▶ **What you need to do**:
Please output the full listing, character for character.

▶ **Record set**:

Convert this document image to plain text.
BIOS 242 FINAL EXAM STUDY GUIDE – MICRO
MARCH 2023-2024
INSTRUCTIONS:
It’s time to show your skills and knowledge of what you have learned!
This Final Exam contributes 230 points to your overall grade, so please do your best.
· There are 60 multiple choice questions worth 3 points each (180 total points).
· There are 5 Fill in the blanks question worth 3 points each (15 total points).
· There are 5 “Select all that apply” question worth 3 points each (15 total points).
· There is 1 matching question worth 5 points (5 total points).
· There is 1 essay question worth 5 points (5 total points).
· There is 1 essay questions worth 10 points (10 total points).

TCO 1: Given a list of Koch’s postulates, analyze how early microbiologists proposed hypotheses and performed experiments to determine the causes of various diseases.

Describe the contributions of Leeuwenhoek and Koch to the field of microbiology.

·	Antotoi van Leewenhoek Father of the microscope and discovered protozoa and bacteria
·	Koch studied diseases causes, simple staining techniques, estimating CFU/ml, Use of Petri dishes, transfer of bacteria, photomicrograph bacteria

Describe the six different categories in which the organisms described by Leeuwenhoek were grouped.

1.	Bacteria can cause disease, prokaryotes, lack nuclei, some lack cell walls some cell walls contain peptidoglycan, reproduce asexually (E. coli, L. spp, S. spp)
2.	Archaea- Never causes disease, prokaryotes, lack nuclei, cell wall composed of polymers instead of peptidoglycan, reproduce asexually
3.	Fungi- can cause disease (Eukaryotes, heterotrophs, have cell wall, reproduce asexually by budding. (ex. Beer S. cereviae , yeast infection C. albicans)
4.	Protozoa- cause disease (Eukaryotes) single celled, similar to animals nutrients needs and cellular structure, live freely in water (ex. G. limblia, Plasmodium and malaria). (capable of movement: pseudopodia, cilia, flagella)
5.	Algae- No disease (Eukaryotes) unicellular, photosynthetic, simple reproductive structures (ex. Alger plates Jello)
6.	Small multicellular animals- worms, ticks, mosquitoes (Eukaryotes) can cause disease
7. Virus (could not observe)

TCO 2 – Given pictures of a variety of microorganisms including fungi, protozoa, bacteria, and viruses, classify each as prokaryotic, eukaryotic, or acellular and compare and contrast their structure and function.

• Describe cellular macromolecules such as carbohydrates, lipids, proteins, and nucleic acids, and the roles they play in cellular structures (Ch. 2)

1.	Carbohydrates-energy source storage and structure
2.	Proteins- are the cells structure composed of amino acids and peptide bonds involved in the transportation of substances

▶ **Problem solution**:
Convert this document image to plain text.
BIOS 242 FINAL EXAM STUDY GUIDE – MICRO
MARCH 2023-2024
INSTRUCTIONS:
It’s time to show your skills and knowledge of what you have learned!
This Final Exam contributes 230 points to your overall grade, so please do your best.
· There are 60 multiple choice questions worth 3 points each (180 total points).
· There are 5 Fill in the blanks question worth 3 points each (15 total points).
· There are 5 “Select all that apply” question worth 3 points each (15 total points).
· There is 1 matching question worth 5 points (5 total points).
· There is 1 essay question worth 5 points (5 total points).
· There is 1 essay questions worth 10 points (10 total points).

TCO 1: Given a list of Koch’s postulates, analyze how early microbiologists proposed hypotheses and performed experiments to determine the causes of various diseases.

Describe the contributions of Leeuwenhoek and Koch to the field of microbiology.

·	Antotoi van Leewenhoek Father of the microscope and discovered protozoa and bacteria
·	Koch studied diseases causes, simple staining techniques, estimating CFU/ml, Use of Petri dishes, transfer of bacteria, photomicrograph bacteria

Describe the six different categories in which the organisms described by Leeuwenhoek were grouped.

1.	Bacteria can cause disease, prokaryotes, lack nuclei, some lack cell walls some cell walls contain peptidoglycan, reproduce asexually (E. coli, L. spp, S. spp)
2.	Archaea- Never causes disease, prokaryotes, lack nuclei, cell wall composed of polymers instead of peptidoglycan, reproduce asexually
3.	Fungi- can cause disease (Eukaryotes, heterotrophs, have cell wall, reproduce asexually by budding. (ex. Beer S. cereviae , yeast infection C. albicans)
4.	Protozoa- cause disease (Eukaryotes) single celled, similar to animals nutrients needs and cellular structure, live freely in water (ex. G. limblia, Plasmodium and malaria). (capable of movement: pseudopodia, cilia, flagella)
5.	Algae- No disease (Eukaryotes) unicellular, photosynthetic, simple reproductive structures (ex. Alger plates Jello)
6.	Small multicellular animals- worms, ticks, mosquitoes (Eukaryotes) can cause disease
7. Virus (could not observe)

TCO 2 – Given pictures of a variety of microorganisms including fungi, protozoa, bacteria, and viruses, classify each as prokaryotic, eukaryotic, or acellular and compare and contrast their structure and function.

• Describe cellular macromolecules such as carbohydrates, lipids, proteins, and nucleic acids, and the roles they play in cellular structures (Ch. 2)

1.	Carbohydrates-energy source storage and structure
2.	Proteins- are the cells structure composed of amino acids and peptide bonds involved in the transportation of substances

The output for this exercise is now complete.